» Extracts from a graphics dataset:
----------

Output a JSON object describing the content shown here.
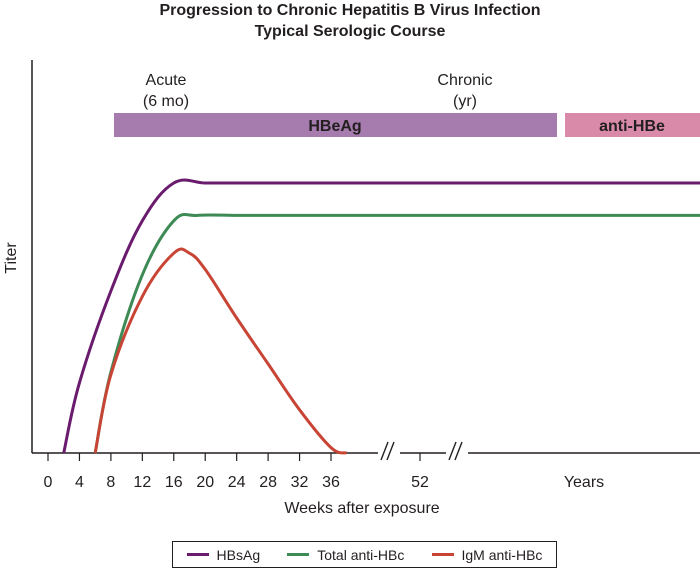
{
  "chart_data": {
    "type": "line",
    "title": "Progression to Chronic Hepatitis B Virus Infection",
    "subtitle": "Typical Serologic Course",
    "xlabel": "Weeks after exposure",
    "ylabel": "Titer",
    "x_ticks": [
      "0",
      "4",
      "8",
      "12",
      "16",
      "20",
      "24",
      "28",
      "32",
      "36",
      "52",
      "Years"
    ],
    "phases": [
      {
        "name": "Acute",
        "sub": "(6 mo)"
      },
      {
        "name": "Chronic",
        "sub": "(yr)"
      }
    ],
    "bars": [
      {
        "label": "HBeAg",
        "color": "#a67bad"
      },
      {
        "label": "anti-HBe",
        "color": "#d98aa8"
      }
    ],
    "series": [
      {
        "name": "HBsAg",
        "color": "#6a1b6e",
        "points": [
          [
            2,
            0
          ],
          [
            4,
            26
          ],
          [
            8,
            60
          ],
          [
            12,
            86
          ],
          [
            16,
            100
          ],
          [
            20,
            100
          ],
          [
            24,
            100
          ],
          [
            28,
            100
          ],
          [
            32,
            100
          ],
          [
            36,
            100
          ],
          [
            52,
            100
          ],
          [
            "Years",
            100
          ]
        ]
      },
      {
        "name": "Total anti-HBc",
        "color": "#3d8a55",
        "points": [
          [
            6,
            0
          ],
          [
            8,
            30
          ],
          [
            12,
            66
          ],
          [
            16,
            86
          ],
          [
            19,
            88
          ],
          [
            24,
            88
          ],
          [
            28,
            88
          ],
          [
            32,
            88
          ],
          [
            36,
            88
          ],
          [
            52,
            88
          ],
          [
            "Years",
            88
          ]
        ]
      },
      {
        "name": "IgM anti-HBc",
        "color": "#c84435",
        "points": [
          [
            6,
            0
          ],
          [
            8,
            29
          ],
          [
            12,
            58
          ],
          [
            16,
            74
          ],
          [
            18,
            74
          ],
          [
            20,
            68
          ],
          [
            24,
            50
          ],
          [
            28,
            33
          ],
          [
            32,
            16
          ],
          [
            36,
            2
          ],
          [
            38,
            0
          ]
        ]
      }
    ]
  }
}
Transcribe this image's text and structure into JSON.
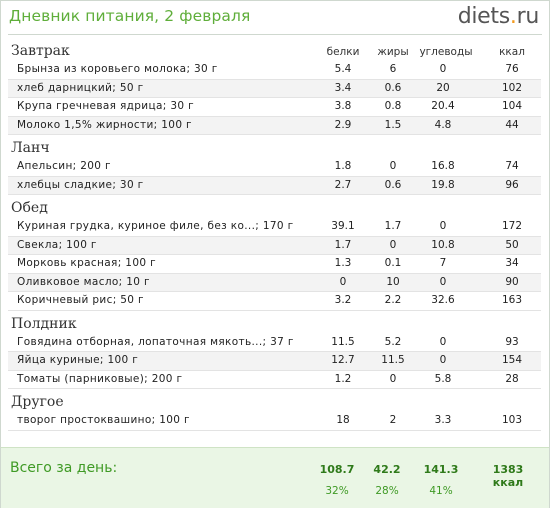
{
  "header": {
    "title": "Дневник питания, 2 февраля",
    "brand_name": "diets",
    "brand_dot": ".",
    "brand_tld": "ru"
  },
  "columns": [
    "белки",
    "жиры",
    "углеводы",
    "ккал"
  ],
  "meals": [
    {
      "title": "Завтрак",
      "items": [
        {
          "name": "Брынза из коровьего молока; 30 г",
          "protein": "5.4",
          "fat": "6",
          "carbs": "0",
          "kcal": "76"
        },
        {
          "name": "хлеб дарницкий; 50 г",
          "protein": "3.4",
          "fat": "0.6",
          "carbs": "20",
          "kcal": "102"
        },
        {
          "name": "Крупа гречневая ядрица; 30 г",
          "protein": "3.8",
          "fat": "0.8",
          "carbs": "20.4",
          "kcal": "104"
        },
        {
          "name": "Молоко 1,5% жирности; 100 г",
          "protein": "2.9",
          "fat": "1.5",
          "carbs": "4.8",
          "kcal": "44"
        }
      ]
    },
    {
      "title": "Ланч",
      "items": [
        {
          "name": "Апельсин; 200 г",
          "protein": "1.8",
          "fat": "0",
          "carbs": "16.8",
          "kcal": "74"
        },
        {
          "name": "хлебцы сладкие; 30 г",
          "protein": "2.7",
          "fat": "0.6",
          "carbs": "19.8",
          "kcal": "96"
        }
      ]
    },
    {
      "title": "Обед",
      "items": [
        {
          "name": "Куриная грудка, куриное филе, без ко...; 170 г",
          "protein": "39.1",
          "fat": "1.7",
          "carbs": "0",
          "kcal": "172"
        },
        {
          "name": "Свекла; 100 г",
          "protein": "1.7",
          "fat": "0",
          "carbs": "10.8",
          "kcal": "50"
        },
        {
          "name": "Морковь красная; 100 г",
          "protein": "1.3",
          "fat": "0.1",
          "carbs": "7",
          "kcal": "34"
        },
        {
          "name": "Оливковое масло; 10 г",
          "protein": "0",
          "fat": "10",
          "carbs": "0",
          "kcal": "90"
        },
        {
          "name": "Коричневый рис; 50 г",
          "protein": "3.2",
          "fat": "2.2",
          "carbs": "32.6",
          "kcal": "163"
        }
      ]
    },
    {
      "title": "Полдник",
      "items": [
        {
          "name": "Говядина отборная, лопаточная мякоть...; 37 г",
          "protein": "11.5",
          "fat": "5.2",
          "carbs": "0",
          "kcal": "93"
        },
        {
          "name": "Яйца куриные; 100 г",
          "protein": "12.7",
          "fat": "11.5",
          "carbs": "0",
          "kcal": "154"
        },
        {
          "name": "Томаты (парниковые); 200 г",
          "protein": "1.2",
          "fat": "0",
          "carbs": "5.8",
          "kcal": "28"
        }
      ]
    },
    {
      "title": "Другое",
      "items": [
        {
          "name": "творог простоквашино; 100 г",
          "protein": "18",
          "fat": "2",
          "carbs": "3.3",
          "kcal": "103"
        }
      ]
    }
  ],
  "totals": {
    "label": "Всего за день:",
    "protein": "108.7",
    "fat": "42.2",
    "carbs": "141.3",
    "kcal": "1383 ккал",
    "protein_pct": "32%",
    "fat_pct": "28%",
    "carbs_pct": "41%"
  },
  "colors": {
    "title_green": "#5fae3a",
    "brand_dot_orange": "#f39a1e",
    "total_bg": "#eaf6e5"
  }
}
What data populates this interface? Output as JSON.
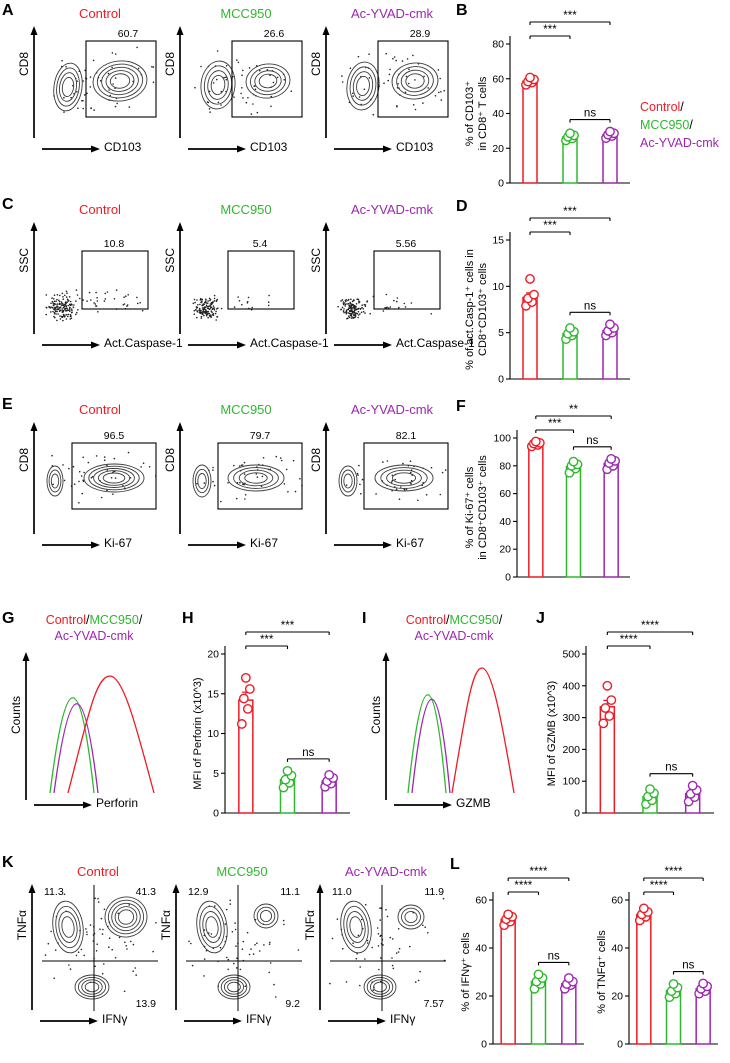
{
  "slash": "/",
  "colors": {
    "control": "#ee1b24",
    "mcc950": "#2eb82e",
    "acyvad": "#9c27b0",
    "contour": "#3c3c3c",
    "axis": "#000000"
  },
  "group_labels": [
    "Control",
    "MCC950",
    "Ac-YVAD-cmk"
  ],
  "panel_a": {
    "label": "A",
    "titles": [
      "Control",
      "MCC950",
      "Ac-YVAD-cmk"
    ],
    "gate_values": [
      "60.7",
      "26.6",
      "28.9"
    ],
    "ylabel": "CD8",
    "xlabel": "CD103"
  },
  "panel_b_legend": [
    "Control",
    "MCC950",
    "Ac-YVAD-cmk"
  ],
  "panel_c": {
    "label": "C",
    "titles": [
      "Control",
      "MCC950",
      "Ac-YVAD-cmk"
    ],
    "gate_values": [
      "10.8",
      "5.4",
      "5.56"
    ],
    "ylabel": "SSC",
    "xlabel": "Act.Caspase-1"
  },
  "panel_e": {
    "label": "E",
    "titles": [
      "Control",
      "MCC950",
      "Ac-YVAD-cmk"
    ],
    "gate_values": [
      "96.5",
      "79.7",
      "82.1"
    ],
    "ylabel": "CD8",
    "xlabel": "Ki-67"
  },
  "panel_g": {
    "label": "G",
    "legend": [
      "Control",
      "MCC950",
      "Ac-YVAD-cmk"
    ],
    "ylabel": "Counts",
    "xlabel": "Perforin"
  },
  "panel_i": {
    "label": "I",
    "legend": [
      "Control",
      "MCC950",
      "Ac-YVAD-cmk"
    ],
    "ylabel": "Counts",
    "xlabel": "GZMB"
  },
  "panel_k": {
    "label": "K",
    "titles": [
      "Control",
      "MCC950",
      "Ac-YVAD-cmk"
    ],
    "quadrants": [
      {
        "tl": "11.3",
        "tr": "41.3",
        "br": "13.9"
      },
      {
        "tl": "12.9",
        "tr": "11.1",
        "br": "9.2"
      },
      {
        "tl": "11.0",
        "tr": "11.9",
        "br": "7.57"
      }
    ],
    "ylabel": "TNFα",
    "xlabel": "IFNγ"
  },
  "chart_data": [
    {
      "panel": "B",
      "type": "bar-scatter",
      "ylabel_lines": [
        "% of CD103⁺",
        "in CD8⁺ T cells"
      ],
      "ylim": [
        0,
        80
      ],
      "yticks": [
        0,
        20,
        40,
        60,
        80
      ],
      "categories": [
        "Control",
        "MCC950",
        "Ac-YVAD-cmk"
      ],
      "series": [
        {
          "name": "Control",
          "color": "control",
          "mean": 58.6,
          "sem": 1.5,
          "points": [
            56.5,
            57.8,
            58.4,
            59.6,
            60.7
          ]
        },
        {
          "name": "MCC950",
          "color": "mcc950",
          "mean": 26.6,
          "sem": 1.2,
          "points": [
            24.5,
            25.6,
            26.6,
            27.4,
            28.6
          ]
        },
        {
          "name": "Ac-YVAD-cmk",
          "color": "acyvad",
          "mean": 27.8,
          "sem": 1.1,
          "points": [
            25.8,
            27.0,
            27.8,
            28.6,
            29.6
          ]
        }
      ],
      "significance": [
        {
          "from": 0,
          "to": 2,
          "label": "***"
        },
        {
          "from": 0,
          "to": 1,
          "label": "***"
        },
        {
          "from": 1,
          "to": 2,
          "label": "ns"
        }
      ]
    },
    {
      "panel": "D",
      "type": "bar-scatter",
      "ylabel_lines": [
        "% of act.Casp-1⁺ cells in",
        "CD8⁺CD103⁺ cells"
      ],
      "ylim": [
        0,
        15
      ],
      "yticks": [
        0,
        5,
        10,
        15
      ],
      "categories": [
        "Control",
        "MCC950",
        "Ac-YVAD-cmk"
      ],
      "series": [
        {
          "name": "Control",
          "color": "control",
          "mean": 8.8,
          "sem": 0.5,
          "points": [
            7.9,
            8.3,
            8.7,
            9.1,
            10.8
          ]
        },
        {
          "name": "MCC950",
          "color": "mcc950",
          "mean": 4.9,
          "sem": 0.2,
          "points": [
            4.3,
            4.7,
            4.9,
            5.1,
            5.5
          ]
        },
        {
          "name": "Ac-YVAD-cmk",
          "color": "acyvad",
          "mean": 5.2,
          "sem": 0.2,
          "points": [
            4.7,
            5.0,
            5.2,
            5.5,
            5.9
          ]
        }
      ],
      "significance": [
        {
          "from": 0,
          "to": 2,
          "label": "***"
        },
        {
          "from": 0,
          "to": 1,
          "label": "***"
        },
        {
          "from": 1,
          "to": 2,
          "label": "ns"
        }
      ]
    },
    {
      "panel": "F",
      "type": "bar-scatter",
      "ylabel_lines": [
        "% of Ki-67⁺ cells",
        "in CD8⁺CD103⁺ cells"
      ],
      "ylim": [
        0,
        100
      ],
      "yticks": [
        0,
        20,
        40,
        60,
        80,
        100
      ],
      "categories": [
        "Control",
        "MCC950",
        "Ac-YVAD-cmk"
      ],
      "series": [
        {
          "name": "Control",
          "color": "control",
          "mean": 95.8,
          "sem": 0.7,
          "points": [
            94.0,
            95.0,
            96.0,
            96.5,
            97.5
          ]
        },
        {
          "name": "MCC950",
          "color": "mcc950",
          "mean": 79.4,
          "sem": 1.4,
          "points": [
            75.0,
            78.0,
            80.0,
            81.0,
            83.0
          ]
        },
        {
          "name": "Ac-YVAD-cmk",
          "color": "acyvad",
          "mean": 81.6,
          "sem": 1.5,
          "points": [
            77.5,
            80.0,
            82.0,
            83.5,
            85.0
          ]
        }
      ],
      "significance": [
        {
          "from": 0,
          "to": 2,
          "label": "**"
        },
        {
          "from": 0,
          "to": 1,
          "label": "***"
        },
        {
          "from": 1,
          "to": 2,
          "label": "ns"
        }
      ]
    },
    {
      "panel": "H",
      "type": "bar-scatter",
      "ylabel_lines": [
        "MFI of Perforin (x10^3)"
      ],
      "ylim": [
        0,
        20
      ],
      "yticks": [
        0,
        5,
        10,
        15,
        20
      ],
      "categories": [
        "Control",
        "MCC950",
        "Ac-YVAD-cmk"
      ],
      "series": [
        {
          "name": "Control",
          "color": "control",
          "mean": 14.2,
          "sem": 1.0,
          "points": [
            11.2,
            13.1,
            14.4,
            15.6,
            17.0
          ]
        },
        {
          "name": "MCC950",
          "color": "mcc950",
          "mean": 4.2,
          "sem": 0.35,
          "points": [
            3.2,
            3.8,
            4.2,
            4.7,
            5.3
          ]
        },
        {
          "name": "Ac-YVAD-cmk",
          "color": "acyvad",
          "mean": 4.0,
          "sem": 0.3,
          "points": [
            3.3,
            3.7,
            4.0,
            4.4,
            4.8
          ]
        }
      ],
      "significance": [
        {
          "from": 0,
          "to": 2,
          "label": "***"
        },
        {
          "from": 0,
          "to": 1,
          "label": "***"
        },
        {
          "from": 1,
          "to": 2,
          "label": "ns"
        }
      ]
    },
    {
      "panel": "J",
      "type": "bar-scatter",
      "ylabel_lines": [
        "MFI of GZMB (x10^3)"
      ],
      "ylim": [
        0,
        500
      ],
      "yticks": [
        0,
        100,
        200,
        300,
        400,
        500
      ],
      "categories": [
        "Control",
        "MCC950",
        "Ac-YVAD-cmk"
      ],
      "series": [
        {
          "name": "Control",
          "color": "control",
          "mean": 334,
          "sem": 20,
          "points": [
            282,
            305,
            330,
            355,
            400
          ]
        },
        {
          "name": "MCC950",
          "color": "mcc950",
          "mean": 51,
          "sem": 8,
          "points": [
            28,
            40,
            52,
            62,
            75
          ]
        },
        {
          "name": "Ac-YVAD-cmk",
          "color": "acyvad",
          "mean": 61,
          "sem": 8,
          "points": [
            36,
            50,
            60,
            72,
            86
          ]
        }
      ],
      "significance": [
        {
          "from": 0,
          "to": 2,
          "label": "****"
        },
        {
          "from": 0,
          "to": 1,
          "label": "****"
        },
        {
          "from": 1,
          "to": 2,
          "label": "ns"
        }
      ]
    },
    {
      "panel": "L",
      "type": "bar-scatter",
      "ylabel_lines": [
        "% of IFNγ⁺ cells"
      ],
      "ylim": [
        0,
        60
      ],
      "yticks": [
        0,
        20,
        40,
        60
      ],
      "categories": [
        "Control",
        "MCC950",
        "Ac-YVAD-cmk"
      ],
      "series": [
        {
          "name": "Control",
          "color": "control",
          "mean": 51.9,
          "sem": 0.8,
          "points": [
            49.5,
            51.0,
            52.0,
            53.0,
            54.0
          ]
        },
        {
          "name": "MCC950",
          "color": "mcc950",
          "mean": 26.1,
          "sem": 1.0,
          "points": [
            23.0,
            25.0,
            26.0,
            27.5,
            29.0
          ]
        },
        {
          "name": "Ac-YVAD-cmk",
          "color": "acyvad",
          "mean": 25.1,
          "sem": 0.8,
          "points": [
            23.0,
            24.5,
            25.0,
            26.0,
            27.5
          ]
        }
      ],
      "significance": [
        {
          "from": 0,
          "to": 2,
          "label": "****"
        },
        {
          "from": 0,
          "to": 1,
          "label": "****"
        },
        {
          "from": 1,
          "to": 2,
          "label": "ns"
        }
      ]
    },
    {
      "panel": "",
      "type": "bar-scatter",
      "ylabel_lines": [
        "% of TNFα⁺ cells"
      ],
      "ylim": [
        0,
        60
      ],
      "yticks": [
        0,
        20,
        40,
        60
      ],
      "categories": [
        "Control",
        "MCC950",
        "Ac-YVAD-cmk"
      ],
      "series": [
        {
          "name": "Control",
          "color": "control",
          "mean": 54.0,
          "sem": 0.9,
          "points": [
            51.5,
            53.0,
            54.0,
            55.0,
            56.5
          ]
        },
        {
          "name": "MCC950",
          "color": "mcc950",
          "mean": 22.2,
          "sem": 1.0,
          "points": [
            19.5,
            21.0,
            22.0,
            23.5,
            25.0
          ]
        },
        {
          "name": "Ac-YVAD-cmk",
          "color": "acyvad",
          "mean": 23.0,
          "sem": 0.8,
          "points": [
            21.0,
            22.0,
            23.0,
            24.0,
            25.2
          ]
        }
      ],
      "significance": [
        {
          "from": 0,
          "to": 2,
          "label": "****"
        },
        {
          "from": 0,
          "to": 1,
          "label": "****"
        },
        {
          "from": 1,
          "to": 2,
          "label": "ns"
        }
      ]
    }
  ]
}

----------

» What to work on:
Copy out each line in the preceding records that contains "cells".

» Response to the task:
        "in CD8⁺ T cells"
        "% of act.Casp-1⁺ cells in",
        "CD8⁺CD103⁺ cells"
        "% of Ki-67⁺ cells",
        "in CD8⁺CD103⁺ cells"
        "% of IFNγ⁺ cells"
        "% of TNFα⁺ cells"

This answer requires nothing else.